Start of Material shown

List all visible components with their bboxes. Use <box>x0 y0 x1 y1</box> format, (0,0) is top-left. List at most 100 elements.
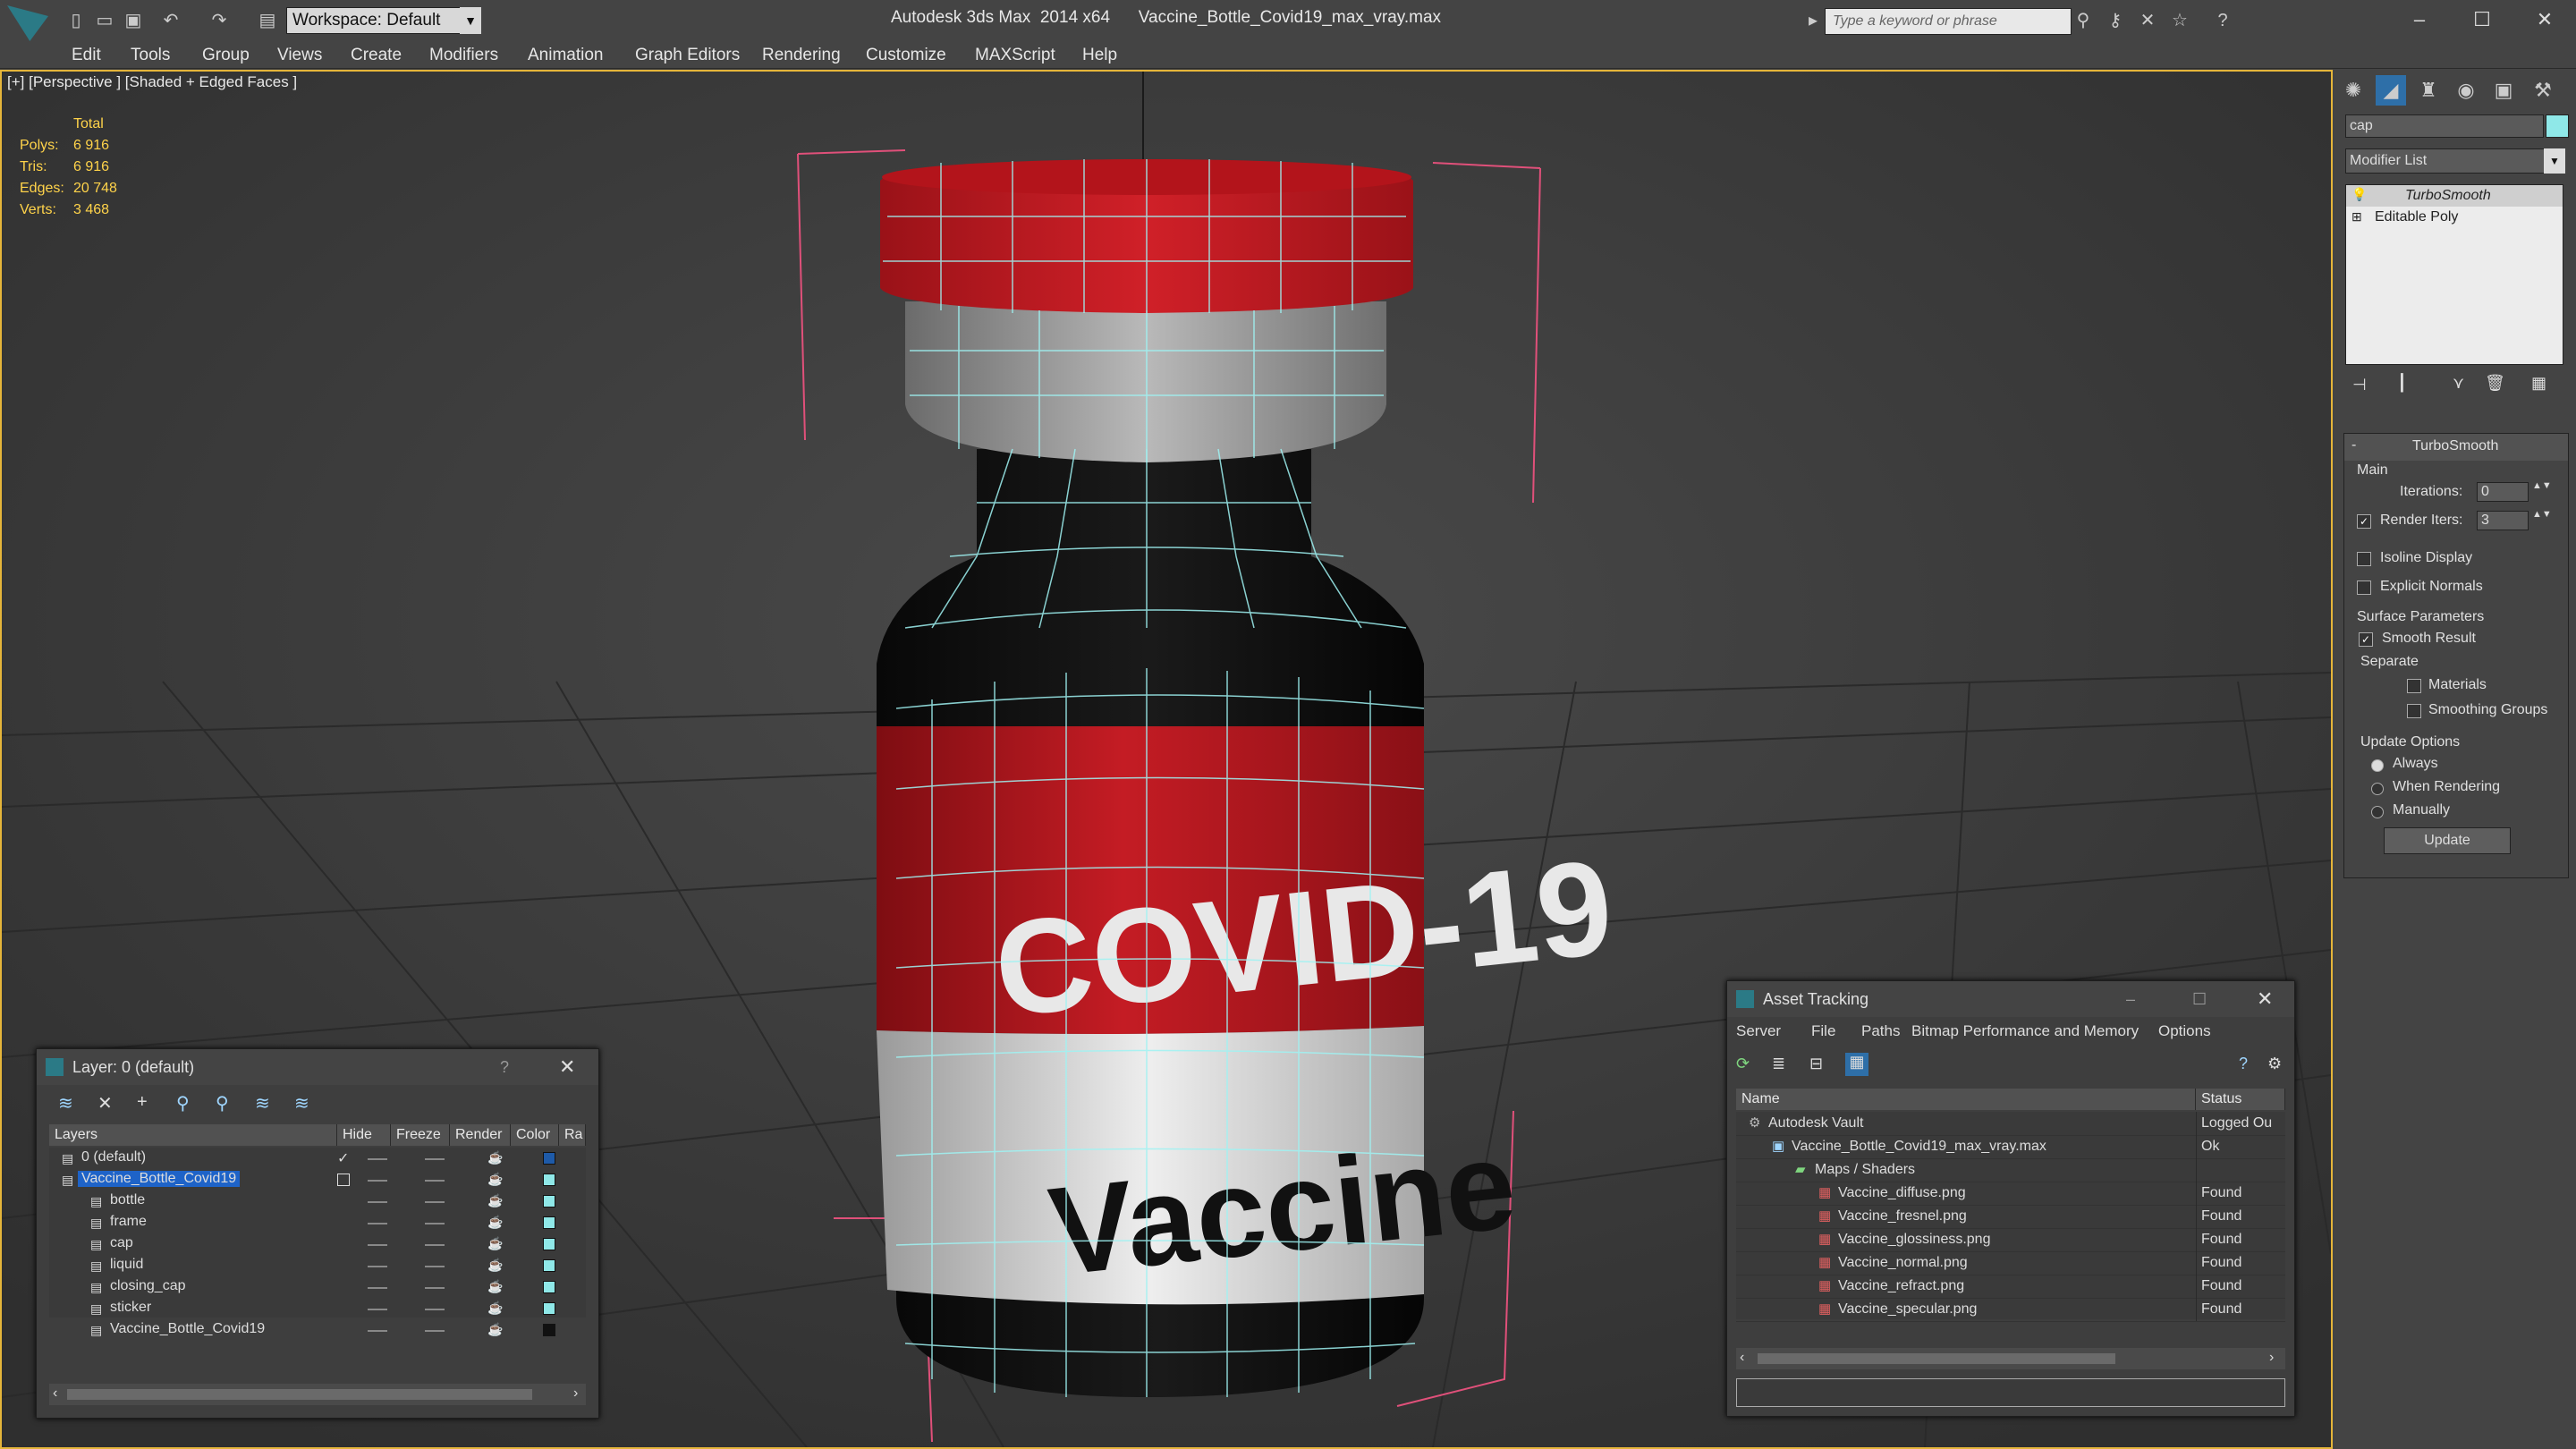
render-teapot-icon[interactable]: ☕ <box>487 1236 503 1251</box>
layer-color-swatch[interactable] <box>543 1152 555 1165</box>
asset-path-field[interactable] <box>1736 1378 2285 1407</box>
help-icon[interactable]: ? <box>500 1049 509 1085</box>
render-teapot-icon[interactable]: ☕ <box>487 1172 503 1187</box>
utilities-tab-icon[interactable]: ⚒ <box>2528 75 2558 106</box>
asset-menu-file[interactable]: File <box>1811 1022 1835 1040</box>
render-teapot-icon[interactable]: ☕ <box>487 1258 503 1273</box>
freeze-toggle[interactable] <box>425 1180 445 1182</box>
workspace-dropdown[interactable]: Workspace: Default <box>286 7 463 34</box>
menu-modifiers[interactable]: Modifiers <box>429 45 498 66</box>
redo-icon[interactable]: ↷ <box>208 9 231 32</box>
asset-row[interactable]: ▦ Vaccine_normal.png Found <box>1736 1251 2285 1275</box>
favorites-star-icon[interactable]: ☆ <box>2168 9 2191 32</box>
menu-tools[interactable]: Tools <box>131 45 170 66</box>
freeze-toggle[interactable] <box>425 1223 445 1224</box>
freeze-toggle[interactable] <box>425 1266 445 1267</box>
configure-sets-icon[interactable]: ▦ <box>2531 374 2546 393</box>
object-name-field[interactable]: cap <box>2345 114 2544 138</box>
iterations-spinner[interactable]: 0 <box>2477 482 2529 502</box>
menu-rendering[interactable]: Rendering <box>762 45 841 66</box>
materials-checkbox[interactable] <box>2407 679 2421 693</box>
layer-row[interactable]: ▤ Vaccine_Bottle_Covid19 ☕ <box>49 1319 586 1341</box>
asset-menu-options[interactable]: Options <box>2158 1022 2211 1040</box>
layer-row[interactable]: ▤ sticker ☕ <box>49 1298 586 1319</box>
freeze-toggle[interactable] <box>425 1309 445 1310</box>
scroll-right-icon[interactable]: › <box>573 1385 578 1402</box>
asset-row[interactable]: ▦ Vaccine_glossiness.png Found <box>1736 1228 2285 1252</box>
layer-color-swatch[interactable] <box>543 1216 555 1229</box>
stack-item-turbosmooth[interactable]: 💡 TurboSmooth <box>2346 185 2563 207</box>
render-teapot-icon[interactable]: ☕ <box>487 1301 503 1316</box>
collapse-minus-icon[interactable]: - <box>2351 437 2356 453</box>
communication-icon[interactable]: ✕ <box>2136 9 2159 32</box>
layer-row[interactable]: ▤ liquid ☕ <box>49 1255 586 1276</box>
open-file-icon[interactable]: ▭ <box>93 9 116 32</box>
column-status[interactable]: Status <box>2196 1089 2285 1110</box>
column-radiosity[interactable]: Ra <box>559 1124 586 1146</box>
scroll-left-icon[interactable]: ‹ <box>53 1385 57 1402</box>
modify-tab-icon[interactable]: ◢ <box>2376 75 2406 106</box>
column-hide[interactable]: Hide <box>337 1124 391 1146</box>
column-color[interactable]: Color <box>511 1124 559 1146</box>
freeze-toggle[interactable] <box>425 1201 445 1203</box>
table-view-icon[interactable]: ▦ <box>1845 1053 1868 1076</box>
freeze-toggle[interactable] <box>425 1158 445 1160</box>
minimize-icon[interactable]: – <box>2388 4 2451 36</box>
modifier-list-dropdown[interactable]: Modifier List <box>2345 148 2547 174</box>
when-rendering-radio[interactable] <box>2371 783 2384 795</box>
workspace-dropdown-arrow-icon[interactable]: ▼ <box>460 7 481 34</box>
layer-color-swatch[interactable] <box>543 1238 555 1250</box>
asset-window-titlebar[interactable]: Asset Tracking – ☐ ✕ <box>1727 981 2294 1017</box>
layer-row[interactable]: ▤ cap ☕ <box>49 1233 586 1255</box>
create-tab-icon[interactable]: ✺ <box>2338 75 2368 106</box>
spinner-arrows-icon[interactable]: ▲▼ <box>2532 480 2552 491</box>
highlight-selected-icon[interactable]: ⚲ <box>216 1092 229 1114</box>
close-icon[interactable]: ✕ <box>559 1049 575 1085</box>
asset-menu-bitmap[interactable]: Bitmap Performance and Memory <box>1911 1022 2139 1040</box>
current-layer-box-icon[interactable] <box>337 1174 350 1186</box>
freeze-all-layers-icon[interactable]: ≋ <box>294 1092 309 1114</box>
menu-help[interactable]: Help <box>1082 45 1117 66</box>
smoothing-groups-checkbox[interactable] <box>2407 704 2421 718</box>
scroll-right-icon[interactable]: › <box>2269 1350 2274 1366</box>
hide-toggle[interactable] <box>368 1180 387 1182</box>
layer-color-swatch[interactable] <box>543 1174 555 1186</box>
subscription-icon[interactable]: ⚷ <box>2104 9 2127 32</box>
render-iters-checkbox[interactable]: ✓ <box>2357 514 2371 529</box>
expand-plus-icon[interactable]: ⊞ <box>2351 209 2362 225</box>
hide-toggle[interactable] <box>368 1266 387 1267</box>
show-end-result-icon[interactable]: ┃ <box>2397 374 2407 393</box>
hide-all-layers-icon[interactable]: ≋ <box>255 1092 270 1114</box>
render-teapot-icon[interactable]: ☕ <box>487 1322 503 1337</box>
rollout-header[interactable]: - TurboSmooth <box>2344 434 2568 461</box>
search-input[interactable]: Type a keyword or phrase <box>1825 8 2072 35</box>
menu-create[interactable]: Create <box>351 45 402 66</box>
layer-color-swatch[interactable] <box>543 1259 555 1272</box>
horizontal-scrollbar[interactable]: ‹ › <box>49 1384 586 1405</box>
menu-animation[interactable]: Animation <box>528 45 604 66</box>
render-teapot-icon[interactable]: ☕ <box>487 1279 503 1294</box>
asset-row[interactable]: ▦ Vaccine_refract.png Found <box>1736 1275 2285 1299</box>
undo-icon[interactable]: ↶ <box>159 9 182 32</box>
layer-window-titlebar[interactable]: Layer: 0 (default) ? ✕ <box>37 1049 598 1085</box>
always-radio[interactable] <box>2371 759 2384 772</box>
pin-stack-icon[interactable]: ⊣ <box>2352 376 2367 394</box>
asset-menu-server[interactable]: Server <box>1736 1022 1781 1040</box>
select-objects-in-layer-icon[interactable]: ⚲ <box>176 1092 190 1114</box>
tree-view-icon[interactable]: ⊟ <box>1809 1055 1823 1073</box>
remove-modifier-icon[interactable]: 🗑 <box>2485 374 2505 393</box>
freeze-toggle[interactable] <box>425 1244 445 1246</box>
layer-row[interactable]: ▤ 0 (default) ✓ ☕ <box>49 1148 586 1169</box>
add-to-layer-icon[interactable]: + <box>137 1092 148 1113</box>
app-logo-icon[interactable] <box>7 5 48 41</box>
project-folder-icon[interactable]: ▤ <box>256 9 279 32</box>
settings-icon[interactable]: ⚙ <box>2267 1055 2282 1073</box>
current-layer-check-icon[interactable]: ✓ <box>337 1149 349 1167</box>
hide-toggle[interactable] <box>368 1287 387 1289</box>
asset-row[interactable]: ▣ Vaccine_Bottle_Covid19_max_vray.max Ok <box>1736 1135 2285 1159</box>
asset-row[interactable]: ▰ Maps / Shaders <box>1736 1158 2285 1182</box>
layer-color-swatch[interactable] <box>543 1281 555 1293</box>
menu-views[interactable]: Views <box>277 45 322 66</box>
light-bulb-icon[interactable]: 💡 <box>2351 187 2367 202</box>
stack-item-editable-poly[interactable]: ⊞ Editable Poly <box>2346 207 2563 228</box>
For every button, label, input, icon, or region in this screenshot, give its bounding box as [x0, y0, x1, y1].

End of Material shown

▸ Exercise goal: Please copy the listing from the line with "render-teapot-icon[interactable]: ☕ <box>487 1236" up to and including the line with "open-file-icon[interactable]: ▭ <box>93", keeping every character unchanged.

▸ Correct output:
render-teapot-icon[interactable]: ☕ <box>487 1236 503 1251</box>
layer-color-swatch[interactable] <box>543 1152 555 1165</box>
asset-path-field[interactable] <box>1736 1378 2285 1407</box>
help-icon[interactable]: ? <box>500 1049 509 1085</box>
render-teapot-icon[interactable]: ☕ <box>487 1172 503 1187</box>
utilities-tab-icon[interactable]: ⚒ <box>2528 75 2558 106</box>
asset-menu-file[interactable]: File <box>1811 1022 1835 1040</box>
render-teapot-icon[interactable]: ☕ <box>487 1258 503 1273</box>
freeze-toggle[interactable] <box>425 1180 445 1182</box>
workspace-dropdown[interactable]: Workspace: Default <box>286 7 463 34</box>
menu-modifiers[interactable]: Modifiers <box>429 45 498 66</box>
redo-icon[interactable]: ↷ <box>208 9 231 32</box>
asset-row[interactable]: ▦ Vaccine_normal.png Found <box>1736 1251 2285 1275</box>
favorites-star-icon[interactable]: ☆ <box>2168 9 2191 32</box>
menu-tools[interactable]: Tools <box>131 45 170 66</box>
freeze-toggle[interactable] <box>425 1223 445 1224</box>
freeze-toggle[interactable] <box>425 1266 445 1267</box>
configure-sets-icon[interactable]: ▦ <box>2531 374 2546 393</box>
object-name-field[interactable]: cap <box>2345 114 2544 138</box>
iterations-spinner[interactable]: 0 <box>2477 482 2529 502</box>
menu-rendering[interactable]: Rendering <box>762 45 841 66</box>
materials-checkbox[interactable] <box>2407 679 2421 693</box>
layer-row[interactable]: ▤ Vaccine_Bottle_Covid19 ☕ <box>49 1319 586 1341</box>
asset-menu-options[interactable]: Options <box>2158 1022 2211 1040</box>
layer-row[interactable]: ▤ sticker ☕ <box>49 1298 586 1319</box>
freeze-toggle[interactable] <box>425 1309 445 1310</box>
scroll-right-icon[interactable]: › <box>573 1385 578 1402</box>
asset-row[interactable]: ▦ Vaccine_glossiness.png Found <box>1736 1228 2285 1252</box>
layer-color-swatch[interactable] <box>543 1216 555 1229</box>
stack-item-turbosmooth[interactable]: 💡 TurboSmooth <box>2346 185 2563 207</box>
render-teapot-icon[interactable]: ☕ <box>487 1301 503 1316</box>
collapse-minus-icon[interactable]: - <box>2351 437 2356 453</box>
communication-icon[interactable]: ✕ <box>2136 9 2159 32</box>
layer-row[interactable]: ▤ liquid ☕ <box>49 1255 586 1276</box>
open-file-icon[interactable]: ▭ <box>93 9 116 32</box>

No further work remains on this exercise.